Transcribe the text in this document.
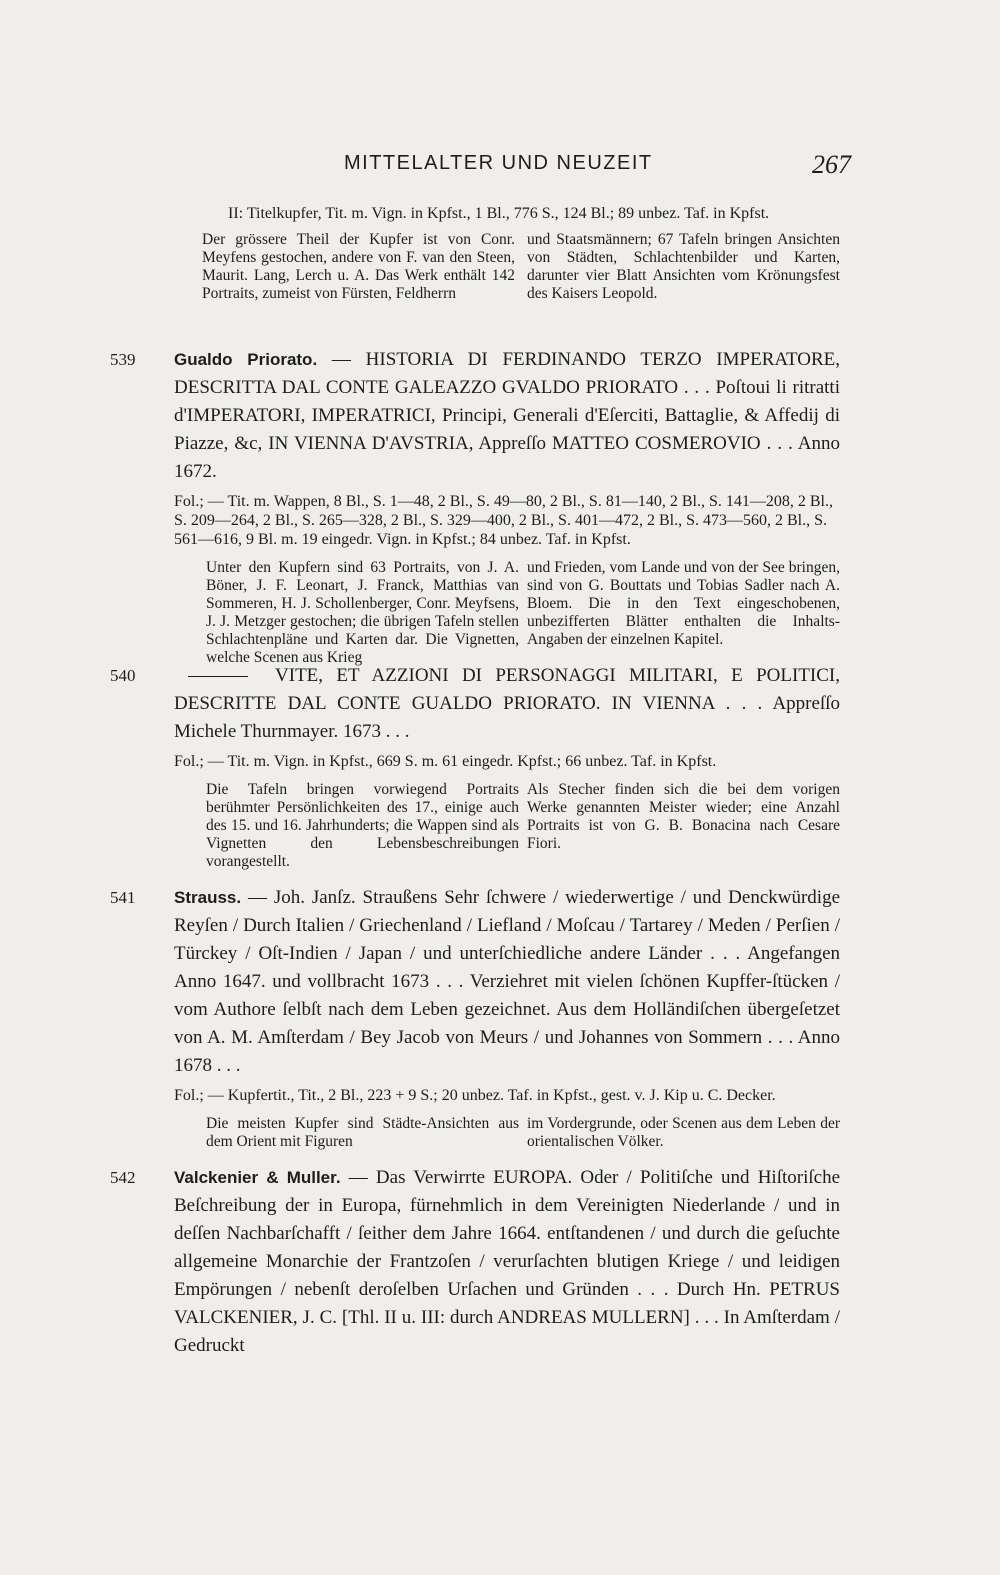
MITTELALTER UND NEUZEIT	267
II: Titelkupfer, Tit. m. Vign. in Kpfst., 1 Bl., 776 S., 124 Bl.; 89 unbez. Taf. in Kpfst.
Der grössere Theil der Kupfer ist von Conr. Meyfens gestochen, andere von F. van den Steen, Maurit. Lang, Lerch u. A. Das Werk enthält 142 Portraits, zumeist von Fürsten, Feldherrn
und Staatsmännern; 67 Tafeln bringen Ansichten von Städten, Schlachtenbilder und Karten, darunter vier Blatt Ansichten vom Krönungsfest des Kaisers Leopold.
539 Gualdo Priorato. — HISTORIA DI FERDINANDO TERZO IMPERATORE, DESCRITTA DAL CONTE GALEAZZO GVALDO PRIORATO . . . Poſtoui li ritratti d'IMPERATORI, IMPERATRICI, Principi, Generali d'Eſerciti, Battaglie, & Affedij di Piazze, &c, IN VIENNA D'AVSTRIA, Appreſſo MATTEO COSMEROVIO . . . Anno 1672.
Fol.; — Tit. m. Wappen, 8 Bl., S. 1—48, 2 Bl., S. 49—80, 2 Bl., S. 81—140, 2 Bl., S. 141—208, 2 Bl., S. 209—264, 2 Bl., S. 265—328, 2 Bl., S. 329—400, 2 Bl., S. 401—472, 2 Bl., S. 473—560, 2 Bl., S. 561—616, 9 Bl. m. 19 eingedr. Vign. in Kpfst.; 84 unbez. Taf. in Kpfst.
Unter den Kupfern sind 63 Portraits, von J. A. Böner, J. F. Leonart, J. Franck, Matthias van Sommeren, H. J. Schollenberger, Conr. Meyfsens, J. J. Metzger gestochen; die übrigen Tafeln stellen Schlachtenpläne und Karten dar. Die Vignetten, welche Scenen aus Krieg
und Frieden, vom Lande und von der See bringen, sind von G. Bouttats und Tobias Sadler nach A. Bloem. Die in den Text eingeschobenen, unbezifferten Blätter enthalten die Inhalts-Angaben der einzelnen Kapitel.
540	VITE, ET AZZIONI DI PERSONAGGI MILITARI, E POLITICI, DESCRITTE DAL CONTE GUALDO PRIORATO. IN VIENNA . . . Appreſſo Michele Thurnmayer. 1673 . . .
Fol.; — Tit. m. Vign. in Kpfst., 669 S. m. 61 eingedr. Kpfst.; 66 unbez. Taf. in Kpfst.
Die Tafeln bringen vorwiegend Portraits berühmter Persönlichkeiten des 17., einige auch des 15. und 16. Jahrhunderts; die Wappen sind als Vignetten den Lebensbeschreibungen vorangestellt.
Als Stecher finden sich die bei dem vorigen Werke genannten Meister wieder; eine Anzahl Portraits ist von G. B. Bonacina nach Cesare Fiori.
541 Strauss. — Joh. Janſz. Straußens Sehr ſchwere / wiederwertige / und Denckwürdige Reyſen / Durch Italien / Griechenland / Liefland / Moſcau / Tartarey / Meden / Perſien / Türckey / Oſt-Indien / Japan / und unterſchiedliche andere Länder . . . Angefangen Anno 1647. und vollbracht 1673 . . . Verziehret mit vielen ſchönen Kupffer-ſtücken / vom Authore ſelbſt nach dem Leben gezeichnet. Aus dem Holländiſchen übergeſetzet von A. M. Amſterdam / Bey Jacob von Meurs / und Johannes von Sommern . . . Anno 1678 . . .
Fol.; — Kupfertit., Tit., 2 Bl., 223 + 9 S.; 20 unbez. Taf. in Kpfst., gest. v. J. Kip u. C. Decker.
Die meisten Kupfer sind Städte-Ansichten aus dem Orient mit Figuren
im Vordergrunde, oder Scenen aus dem Leben der orientalischen Völker.
542 Valckenier & Muller. — Das Verwirrte EUROPA. Oder / Politiſche und Hiſtoriſche Beſchreibung der in Europa, fürnehmlich in dem Vereinigten Niederlande / und in deſſen Nachbarſchafft / ſeither dem Jahre 1664. entſtandenen / und durch die geſuchte allgemeine Monarchie der Frantzoſen / verurſachten blutigen Kriege / und leidigen Empörungen / nebenſt deroſelben Urſachen und Gründen . . . Durch Hn. PETRUS VALCKENIER, J. C. [Thl. II u. III: durch ANDREAS MULLERN] . . . In Amſterdam / Gedruckt
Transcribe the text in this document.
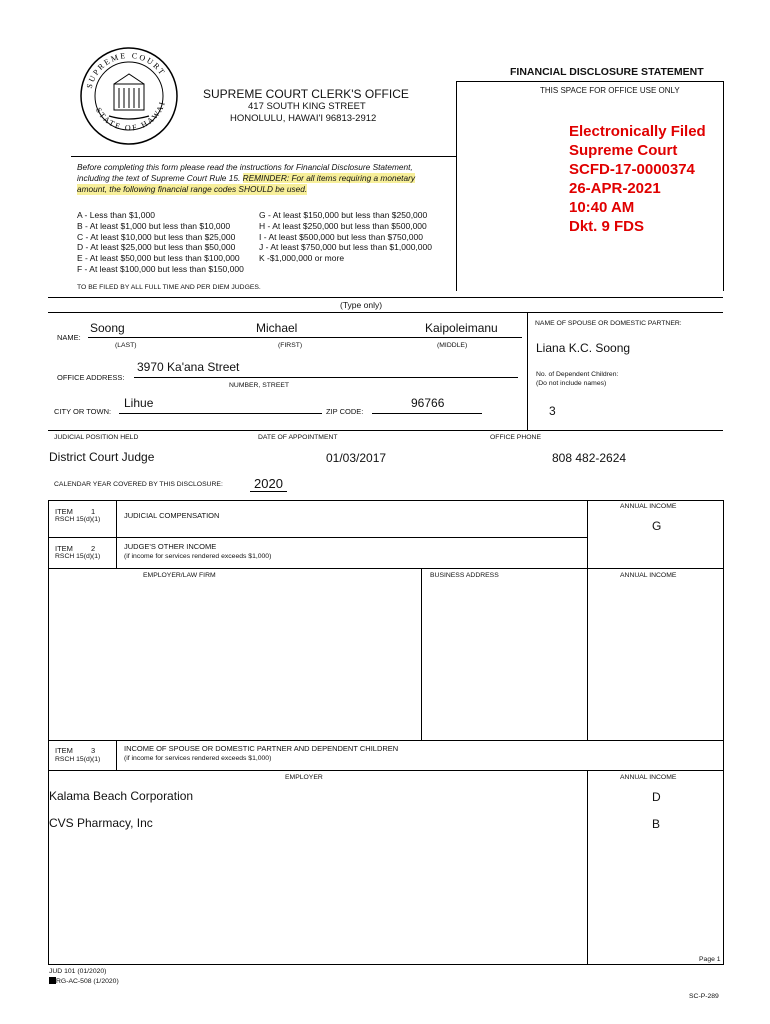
SUPREME COURT
STATE OF HAWAI
FINANCIAL DISCLOSURE STATEMENT
SUPREME COURT CLERK'S OFFICE
417 SOUTH KING STREET
HONOLULU, HAWAI'I 96813-2912
THIS SPACE FOR OFFICE USE ONLY
Electronically Filed
Supreme Court
SCFD-17-0000374
26-APR-2021
10:40 AM
Dkt. 9 FDS
Before completing this form please read the instructions for Financial Disclosure Statement,
including the text of Supreme Court Rule 15. REMINDER: For all items requiring a monetary
amount, the following financial range codes SHOULD be used.
A - Less than $1,000
B - At least $1,000 but less than $10,000
C - At least $10,000 but less than $25,000
D - At least $25,000 but less than $50,000
E - At least $50,000 but less than $100,000
F - At least $100,000 but less than $150,000
G - At least $150,000 but less than $250,000
H - At least $250,000 but less than $500,000
I - At least $500,000 but less than $750,000
J - At least $750,000 but less than $1,000,000
K -$1,000,000 or more
TO BE FILED BY ALL FULL TIME AND PER DIEM JUDGES.
(Type only)
NAME:
Soong	Michael	Kaipoleimanu
(LAST)	(FIRST)	(MIDDLE)
NAME OF SPOUSE OR DOMESTIC PARTNER:
Liana K.C. Soong
No. of Dependent Children:
(Do not include names)
3
OFFICE ADDRESS:
3970 Ka'ana Street
NUMBER, STREET
CITY OR TOWN:
Lihue
ZIP CODE:
96766
JUDICIAL POSITION HELD	DATE OF APPOINTMENT	OFFICE PHONE
District Court Judge	01/03/2017	808 482-2624
CALENDAR YEAR COVERED BY THIS DISCLOSURE: 2020
ITEM 1
RSCH 15(d)(1)	JUDICIAL COMPENSATION
ANNUAL INCOME
G
ITEM 2
RSCH 15(d)(1)
JUDGE'S OTHER INCOME
(if income for services rendered exceeds $1,000)
EMPLOYER/LAW FIRM	BUSINESS ADDRESS	ANNUAL INCOME
ITEM 3
RSCH 15(d)(1)
INCOME OF SPOUSE OR DOMESTIC PARTNER AND DEPENDENT CHILDREN
(if income for services rendered exceeds $1,000)
EMPLOYER	ANNUAL INCOME
Kalama Beach Corporation	D
CVS Pharmacy, Inc	B
Page 1
JUD 101 (01/2020)
RG-AC-508 (1/2020)
SC-P-289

*-*-*

• [WHAT IS REQUIRED]:
Print the records above exactly as they stand, but leave out the pictures.

• [EXERCISE RESULT]:
Transcribe the text in this document.
MITTELALTER UND NEUZEIT	267
II: Titelkupfer, Tit. m. Vign. in Kpfst., 1 Bl., 776 S., 124 Bl.; 89 unbez. Taf. in Kpfst.
Der grössere Theil der Kupfer ist von Conr. Meyfens gestochen, andere von F. van den Steen, Maurit. Lang, Lerch u. A. Das Werk enthält 142 Portraits, zumeist von Fürsten, Feldherrn
und Staatsmännern; 67 Tafeln bringen Ansichten von Städten, Schlachtenbilder und Karten, darunter vier Blatt Ansichten vom Krönungsfest des Kaisers Leopold.
539 Gualdo Priorato. — HISTORIA DI FERDINANDO TERZO IMPERATORE, DESCRITTA DAL CONTE GALEAZZO GVALDO PRIORATO . . . Poſtoui li ritratti d'IMPERATORI, IMPERATRICI, Principi, Generali d'Eſerciti, Battaglie, & Affedij di Piazze, &c, IN VIENNA D'AVSTRIA, Appreſſo MATTEO COSMEROVIO . . . Anno 1672.
Fol.; — Tit. m. Wappen, 8 Bl., S. 1—48, 2 Bl., S. 49—80, 2 Bl., S. 81—140, 2 Bl., S. 141—208, 2 Bl., S. 209—264, 2 Bl., S. 265—328, 2 Bl., S. 329—400, 2 Bl., S. 401—472, 2 Bl., S. 473—560, 2 Bl., S. 561—616, 9 Bl. m. 19 eingedr. Vign. in Kpfst.; 84 unbez. Taf. in Kpfst.
Unter den Kupfern sind 63 Portraits, von J. A. Böner, J. F. Leonart, J. Franck, Matthias van Sommeren, H. J. Schollenberger, Conr. Meyfsens, J. J. Metzger gestochen; die übrigen Tafeln stellen Schlachtenpläne und Karten dar. Die Vignetten, welche Scenen aus Krieg
und Frieden, vom Lande und von der See bringen, sind von G. Bouttats und Tobias Sadler nach A. Bloem. Die in den Text eingeschobenen, unbezifferten Blätter enthalten die Inhalts-Angaben der einzelnen Kapitel.
540	VITE, ET AZZIONI DI PERSONAGGI MILITARI, E POLITICI, DESCRITTE DAL CONTE GUALDO PRIORATO. IN VIENNA . . . Appreſſo Michele Thurnmayer. 1673 . . .
Fol.; — Tit. m. Vign. in Kpfst., 669 S. m. 61 eingedr. Kpfst.; 66 unbez. Taf. in Kpfst.
Die Tafeln bringen vorwiegend Portraits berühmter Persönlichkeiten des 17., einige auch des 15. und 16. Jahrhunderts; die Wappen sind als Vignetten den Lebensbeschreibungen vorangestellt.
Als Stecher finden sich die bei dem vorigen Werke genannten Meister wieder; eine Anzahl Portraits ist von G. B. Bonacina nach Cesare Fiori.
541 Strauss. — Joh. Janſz. Straußens Sehr ſchwere / wiederwertige / und Denckwürdige Reyſen / Durch Italien / Griechenland / Liefland / Moſcau / Tartarey / Meden / Perſien / Türckey / Oſt-Indien / Japan / und unterſchiedliche andere Länder . . . Angefangen Anno 1647. und vollbracht 1673 . . . Verziehret mit vielen ſchönen Kupffer-ſtücken / vom Authore ſelbſt nach dem Leben gezeichnet. Aus dem Holländiſchen übergeſetzet von A. M. Amſterdam / Bey Jacob von Meurs / und Johannes von Sommern . . . Anno 1678 . . .
Fol.; — Kupfertit., Tit., 2 Bl., 223 + 9 S.; 20 unbez. Taf. in Kpfst., gest. v. J. Kip u. C. Decker.
Die meisten Kupfer sind Städte-Ansichten aus dem Orient mit Figuren
im Vordergrunde, oder Scenen aus dem Leben der orientalischen Völker.
542 Valckenier & Muller. — Das Verwirrte EUROPA. Oder / Politiſche und Hiſtoriſche Beſchreibung der in Europa, fürnehmlich in dem Vereinigten Niederlande / und in deſſen Nachbarſchafft / ſeither dem Jahre 1664. entſtandenen / und durch die geſuchte allgemeine Monarchie der Frantzoſen / verurſachten blutigen Kriege / und leidigen Empörungen / nebenſt deroſelben Urſachen und Gründen . . . Durch Hn. PETRUS VALCKENIER, J. C. [Thl. II u. III: durch ANDREAS MULLERN] . . . In Amſterdam / Gedruckt
Transcribe the text in this document.
SUPREME COURT
STATE OF HAWAI
FINANCIAL DISCLOSURE STATEMENT
SUPREME COURT CLERK'S OFFICE
417 SOUTH KING STREET
HONOLULU, HAWAI'I 96813-2912
THIS SPACE FOR OFFICE USE ONLY
Electronically Filed
Supreme Court
SCFD-17-0000374
26-APR-2021
10:40 AM
Dkt. 9 FDS
Before completing this form please read the instructions for Financial Disclosure Statement,
including the text of Supreme Court Rule 15. REMINDER: For all items requiring a monetary
amount, the following financial range codes SHOULD be used.
A - Less than $1,000
B - At least $1,000 but less than $10,000
C - At least $10,000 but less than $25,000
D - At least $25,000 but less than $50,000
E - At least $50,000 but less than $100,000
F - At least $100,000 but less than $150,000
G - At least $150,000 but less than $250,000
H - At least $250,000 but less than $500,000
I - At least $500,000 but less than $750,000
J - At least $750,000 but less than $1,000,000
K -$1,000,000 or more
TO BE FILED BY ALL FULL TIME AND PER DIEM JUDGES.
(Type only)
NAME:
Soong	Michael	Kaipoleimanu
(LAST)	(FIRST)	(MIDDLE)
NAME OF SPOUSE OR DOMESTIC PARTNER:
Liana K.C. Soong
No. of Dependent Children:
(Do not include names)
3
OFFICE ADDRESS:
3970 Ka'ana Street
NUMBER, STREET
CITY OR TOWN:
Lihue
ZIP CODE:
96766
JUDICIAL POSITION HELD	DATE OF APPOINTMENT	OFFICE PHONE
District Court Judge	01/03/2017	808 482-2624
CALENDAR YEAR COVERED BY THIS DISCLOSURE: 2020
ITEM 1
RSCH 15(d)(1)	JUDICIAL COMPENSATION
ANNUAL INCOME
G
ITEM 2
RSCH 15(d)(1)
JUDGE'S OTHER INCOME
(if income for services rendered exceeds $1,000)
EMPLOYER/LAW FIRM	BUSINESS ADDRESS	ANNUAL INCOME
ITEM 3
RSCH 15(d)(1)
INCOME OF SPOUSE OR DOMESTIC PARTNER AND DEPENDENT CHILDREN
(if income for services rendered exceeds $1,000)
EMPLOYER	ANNUAL INCOME
Kalama Beach Corporation	D
CVS Pharmacy, Inc	B
Page 1
JUD 101 (01/2020)
RG-AC-508 (1/2020)
SC-P-289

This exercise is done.